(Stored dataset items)
---

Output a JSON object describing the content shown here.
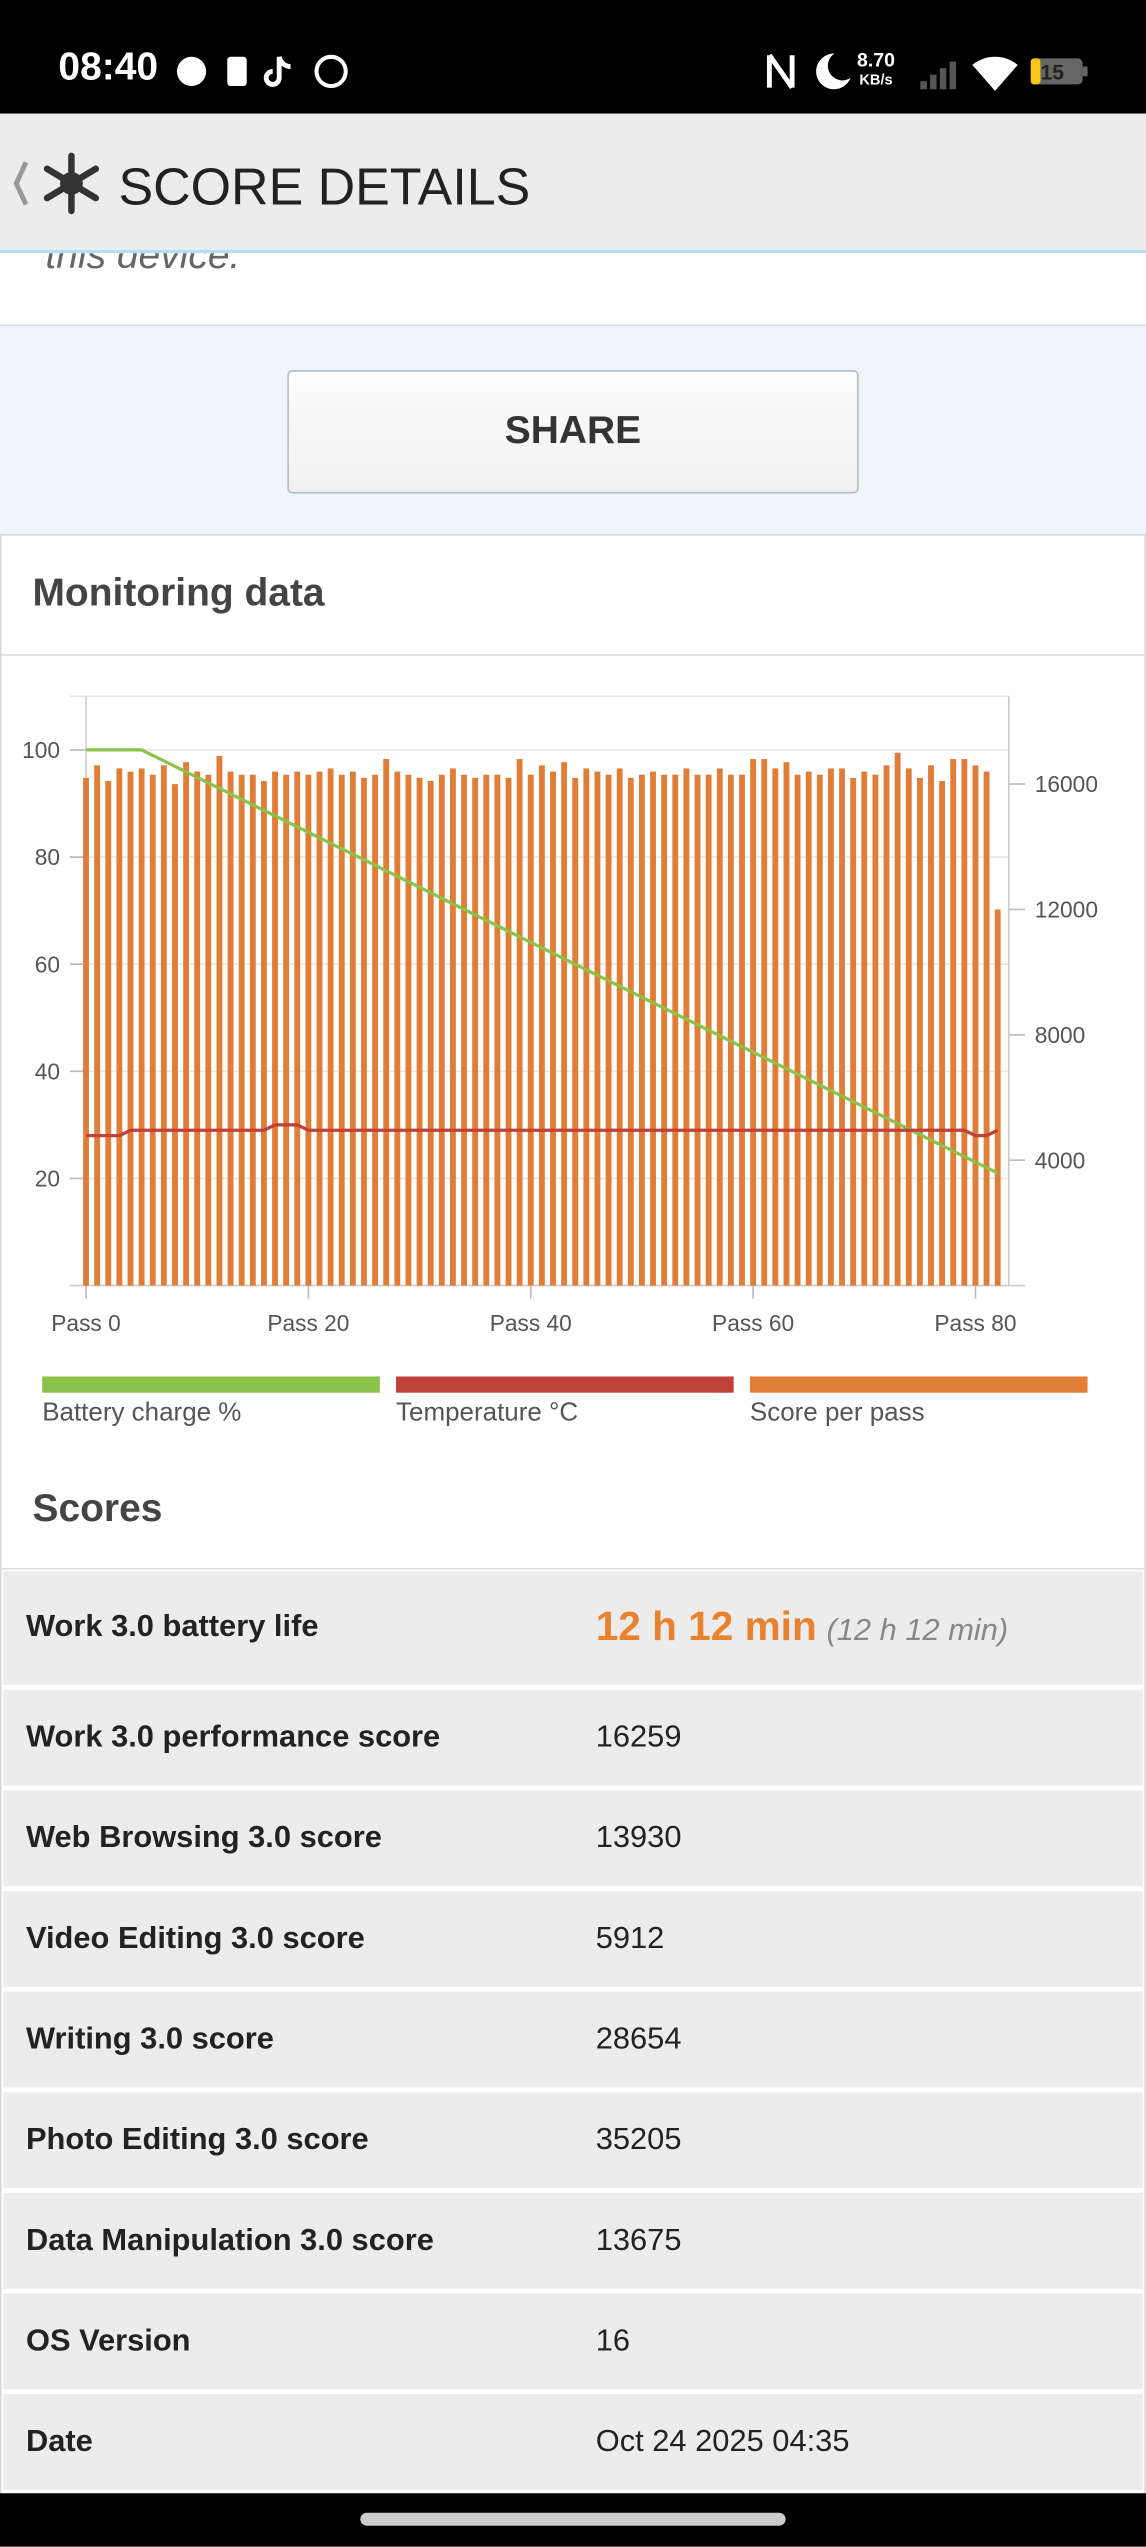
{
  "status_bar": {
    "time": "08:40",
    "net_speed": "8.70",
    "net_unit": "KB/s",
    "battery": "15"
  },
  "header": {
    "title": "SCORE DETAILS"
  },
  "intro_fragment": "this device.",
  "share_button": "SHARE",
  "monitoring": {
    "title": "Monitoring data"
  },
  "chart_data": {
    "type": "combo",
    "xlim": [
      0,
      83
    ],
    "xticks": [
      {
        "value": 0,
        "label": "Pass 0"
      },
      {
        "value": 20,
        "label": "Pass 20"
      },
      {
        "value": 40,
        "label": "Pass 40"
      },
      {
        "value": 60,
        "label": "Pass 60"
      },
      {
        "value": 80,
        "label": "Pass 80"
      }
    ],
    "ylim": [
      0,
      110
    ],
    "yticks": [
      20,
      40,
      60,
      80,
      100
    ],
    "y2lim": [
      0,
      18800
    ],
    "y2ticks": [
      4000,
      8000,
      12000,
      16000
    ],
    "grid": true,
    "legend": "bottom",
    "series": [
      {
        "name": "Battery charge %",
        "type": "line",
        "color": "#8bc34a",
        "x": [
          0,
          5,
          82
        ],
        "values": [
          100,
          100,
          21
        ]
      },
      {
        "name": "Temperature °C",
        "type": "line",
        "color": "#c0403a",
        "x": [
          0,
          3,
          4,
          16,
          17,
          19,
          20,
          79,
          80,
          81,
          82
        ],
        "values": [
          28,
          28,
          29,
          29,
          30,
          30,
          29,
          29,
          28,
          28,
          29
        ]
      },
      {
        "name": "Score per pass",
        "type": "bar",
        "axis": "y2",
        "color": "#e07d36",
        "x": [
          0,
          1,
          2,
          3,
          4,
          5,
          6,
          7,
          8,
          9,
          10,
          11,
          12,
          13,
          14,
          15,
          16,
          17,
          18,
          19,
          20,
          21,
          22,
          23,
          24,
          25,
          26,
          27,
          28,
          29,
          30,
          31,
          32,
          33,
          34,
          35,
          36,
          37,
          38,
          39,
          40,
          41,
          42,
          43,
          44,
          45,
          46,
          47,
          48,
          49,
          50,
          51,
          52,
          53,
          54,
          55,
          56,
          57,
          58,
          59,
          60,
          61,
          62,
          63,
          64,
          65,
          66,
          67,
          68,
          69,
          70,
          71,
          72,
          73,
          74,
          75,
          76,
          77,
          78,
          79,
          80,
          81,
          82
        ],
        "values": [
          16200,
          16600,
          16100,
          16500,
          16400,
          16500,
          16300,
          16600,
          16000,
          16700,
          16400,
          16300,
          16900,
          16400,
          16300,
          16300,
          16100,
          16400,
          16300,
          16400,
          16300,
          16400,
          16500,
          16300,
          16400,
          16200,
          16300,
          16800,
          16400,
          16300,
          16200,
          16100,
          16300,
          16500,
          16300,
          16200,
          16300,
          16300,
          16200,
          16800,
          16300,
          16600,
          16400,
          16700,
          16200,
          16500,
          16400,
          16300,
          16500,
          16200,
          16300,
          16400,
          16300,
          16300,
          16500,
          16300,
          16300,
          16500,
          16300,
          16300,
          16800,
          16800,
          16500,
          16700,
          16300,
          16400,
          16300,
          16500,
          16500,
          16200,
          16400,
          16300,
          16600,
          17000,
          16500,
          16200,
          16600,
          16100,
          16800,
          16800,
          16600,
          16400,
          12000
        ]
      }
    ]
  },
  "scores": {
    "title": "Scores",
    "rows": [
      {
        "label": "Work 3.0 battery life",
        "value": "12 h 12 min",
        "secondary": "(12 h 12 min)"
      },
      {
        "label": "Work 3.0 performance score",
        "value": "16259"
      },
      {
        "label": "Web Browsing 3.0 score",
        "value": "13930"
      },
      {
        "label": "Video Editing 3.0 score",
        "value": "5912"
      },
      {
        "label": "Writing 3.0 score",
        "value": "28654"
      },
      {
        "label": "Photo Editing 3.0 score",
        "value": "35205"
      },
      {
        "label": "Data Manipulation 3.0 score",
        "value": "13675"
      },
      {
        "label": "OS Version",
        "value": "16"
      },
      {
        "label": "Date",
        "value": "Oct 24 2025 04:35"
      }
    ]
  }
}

---

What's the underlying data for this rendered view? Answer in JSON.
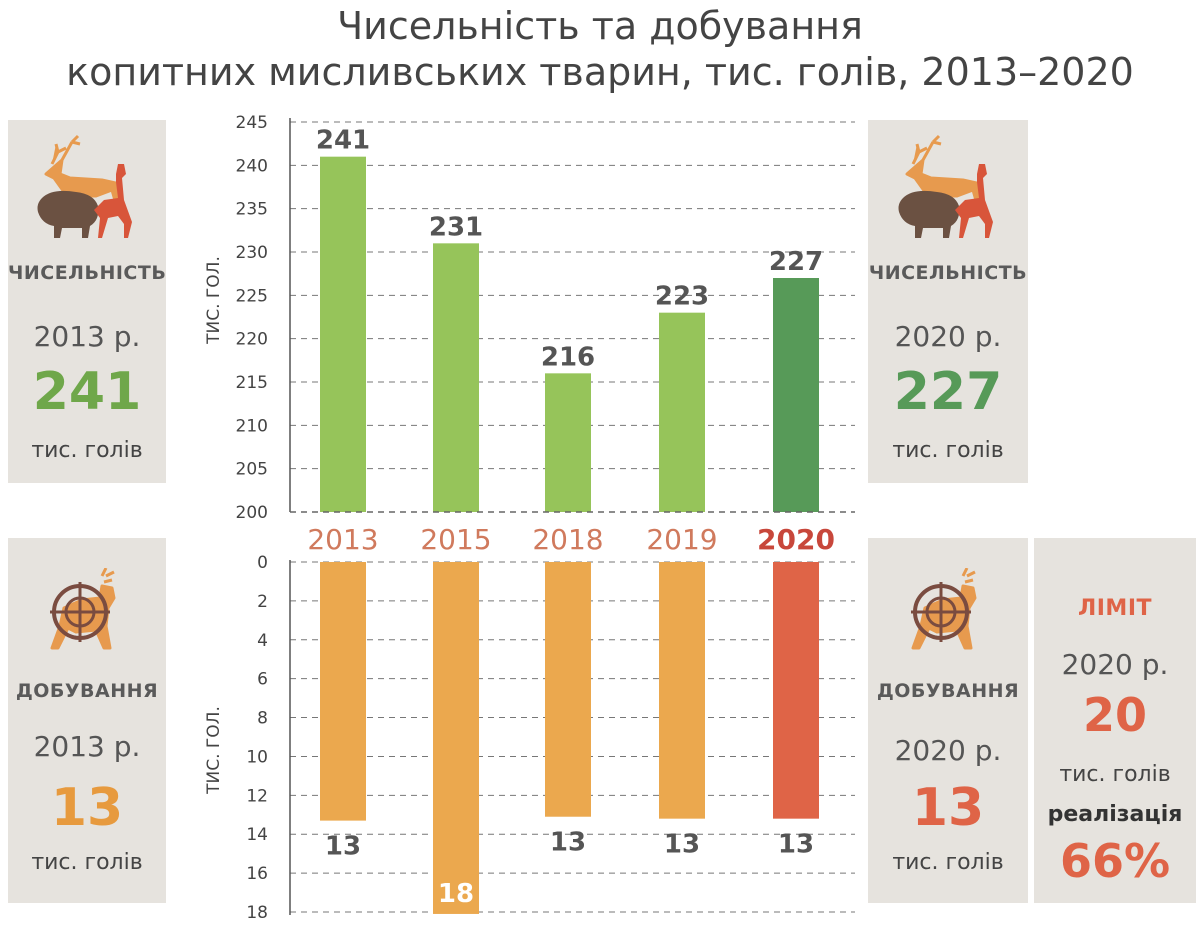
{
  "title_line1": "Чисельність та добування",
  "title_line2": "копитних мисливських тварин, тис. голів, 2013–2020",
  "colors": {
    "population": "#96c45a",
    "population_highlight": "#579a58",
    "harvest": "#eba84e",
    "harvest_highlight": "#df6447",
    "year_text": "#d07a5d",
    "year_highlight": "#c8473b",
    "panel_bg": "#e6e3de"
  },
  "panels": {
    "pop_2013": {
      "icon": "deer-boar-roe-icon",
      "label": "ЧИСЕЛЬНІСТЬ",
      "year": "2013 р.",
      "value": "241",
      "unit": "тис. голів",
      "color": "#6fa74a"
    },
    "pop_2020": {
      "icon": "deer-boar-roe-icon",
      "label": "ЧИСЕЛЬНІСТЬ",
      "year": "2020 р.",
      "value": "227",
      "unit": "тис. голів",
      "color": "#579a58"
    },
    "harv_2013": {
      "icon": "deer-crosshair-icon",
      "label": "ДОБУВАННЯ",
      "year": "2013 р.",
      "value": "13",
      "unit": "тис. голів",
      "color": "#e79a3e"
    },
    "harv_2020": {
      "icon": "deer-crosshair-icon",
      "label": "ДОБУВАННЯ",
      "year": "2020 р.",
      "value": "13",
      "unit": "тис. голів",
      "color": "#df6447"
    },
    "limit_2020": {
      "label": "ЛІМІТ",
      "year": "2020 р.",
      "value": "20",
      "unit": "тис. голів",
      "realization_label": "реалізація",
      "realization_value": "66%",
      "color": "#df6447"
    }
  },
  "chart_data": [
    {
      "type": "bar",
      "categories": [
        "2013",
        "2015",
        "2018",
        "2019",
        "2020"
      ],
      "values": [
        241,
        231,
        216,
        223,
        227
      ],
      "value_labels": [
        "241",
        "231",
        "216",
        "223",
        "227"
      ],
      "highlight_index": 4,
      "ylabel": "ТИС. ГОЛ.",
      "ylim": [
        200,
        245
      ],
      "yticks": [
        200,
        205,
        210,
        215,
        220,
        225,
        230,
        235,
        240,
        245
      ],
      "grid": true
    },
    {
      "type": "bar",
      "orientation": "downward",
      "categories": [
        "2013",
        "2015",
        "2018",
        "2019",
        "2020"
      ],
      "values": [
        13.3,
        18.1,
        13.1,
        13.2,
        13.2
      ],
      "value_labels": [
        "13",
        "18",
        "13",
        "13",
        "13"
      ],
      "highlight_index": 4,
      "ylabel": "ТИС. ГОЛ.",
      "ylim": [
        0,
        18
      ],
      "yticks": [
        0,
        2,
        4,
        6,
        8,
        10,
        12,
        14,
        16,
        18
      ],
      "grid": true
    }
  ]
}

---

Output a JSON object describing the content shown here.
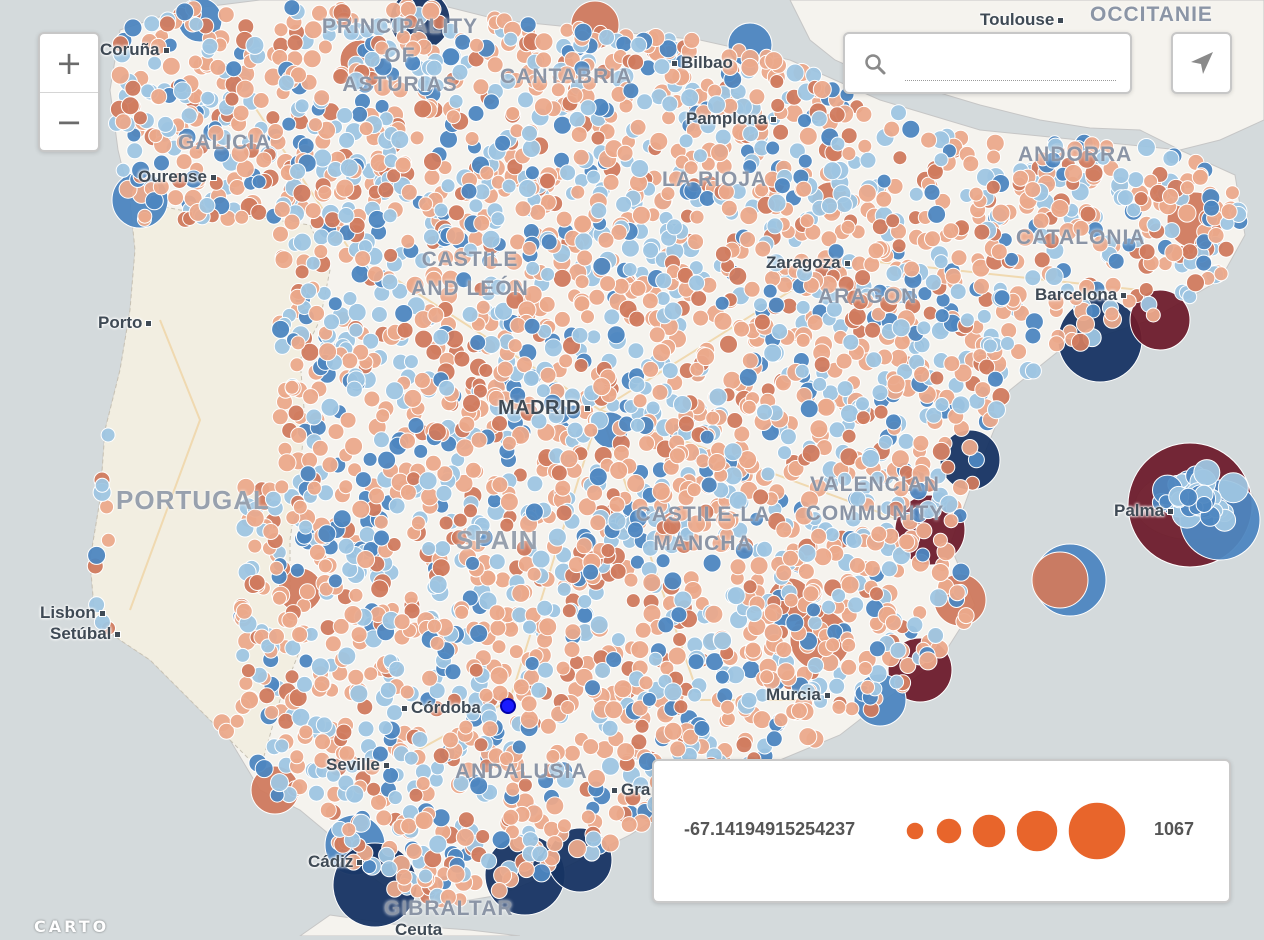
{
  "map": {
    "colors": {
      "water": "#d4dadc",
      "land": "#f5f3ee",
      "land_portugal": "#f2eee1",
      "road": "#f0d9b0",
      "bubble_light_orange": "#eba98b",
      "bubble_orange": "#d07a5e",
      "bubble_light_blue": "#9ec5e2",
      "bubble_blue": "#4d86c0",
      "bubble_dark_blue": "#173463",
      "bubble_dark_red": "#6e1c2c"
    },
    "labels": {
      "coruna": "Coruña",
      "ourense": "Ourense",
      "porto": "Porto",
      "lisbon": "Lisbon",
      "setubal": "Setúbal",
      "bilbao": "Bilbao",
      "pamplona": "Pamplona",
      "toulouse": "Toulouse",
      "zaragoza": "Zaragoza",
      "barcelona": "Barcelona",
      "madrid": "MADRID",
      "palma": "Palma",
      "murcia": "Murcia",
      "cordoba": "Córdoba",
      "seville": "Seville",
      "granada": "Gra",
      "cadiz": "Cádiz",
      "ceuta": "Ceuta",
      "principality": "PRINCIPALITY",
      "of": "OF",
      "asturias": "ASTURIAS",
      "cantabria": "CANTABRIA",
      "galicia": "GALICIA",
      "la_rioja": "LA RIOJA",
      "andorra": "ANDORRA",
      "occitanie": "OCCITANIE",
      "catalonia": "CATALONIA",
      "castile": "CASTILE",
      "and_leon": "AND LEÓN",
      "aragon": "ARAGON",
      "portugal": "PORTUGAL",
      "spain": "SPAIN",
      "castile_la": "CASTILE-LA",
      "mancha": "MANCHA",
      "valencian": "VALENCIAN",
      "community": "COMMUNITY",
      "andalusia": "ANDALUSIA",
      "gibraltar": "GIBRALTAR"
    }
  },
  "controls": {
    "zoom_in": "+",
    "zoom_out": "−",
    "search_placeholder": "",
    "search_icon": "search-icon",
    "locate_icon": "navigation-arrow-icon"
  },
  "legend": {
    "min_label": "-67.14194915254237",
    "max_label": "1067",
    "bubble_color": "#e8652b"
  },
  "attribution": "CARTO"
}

---

Which lines include the word "CASTILE"? List them all.

Output for this task:
      "castile": "CASTILE",
      "castile_la": "CASTILE-LA",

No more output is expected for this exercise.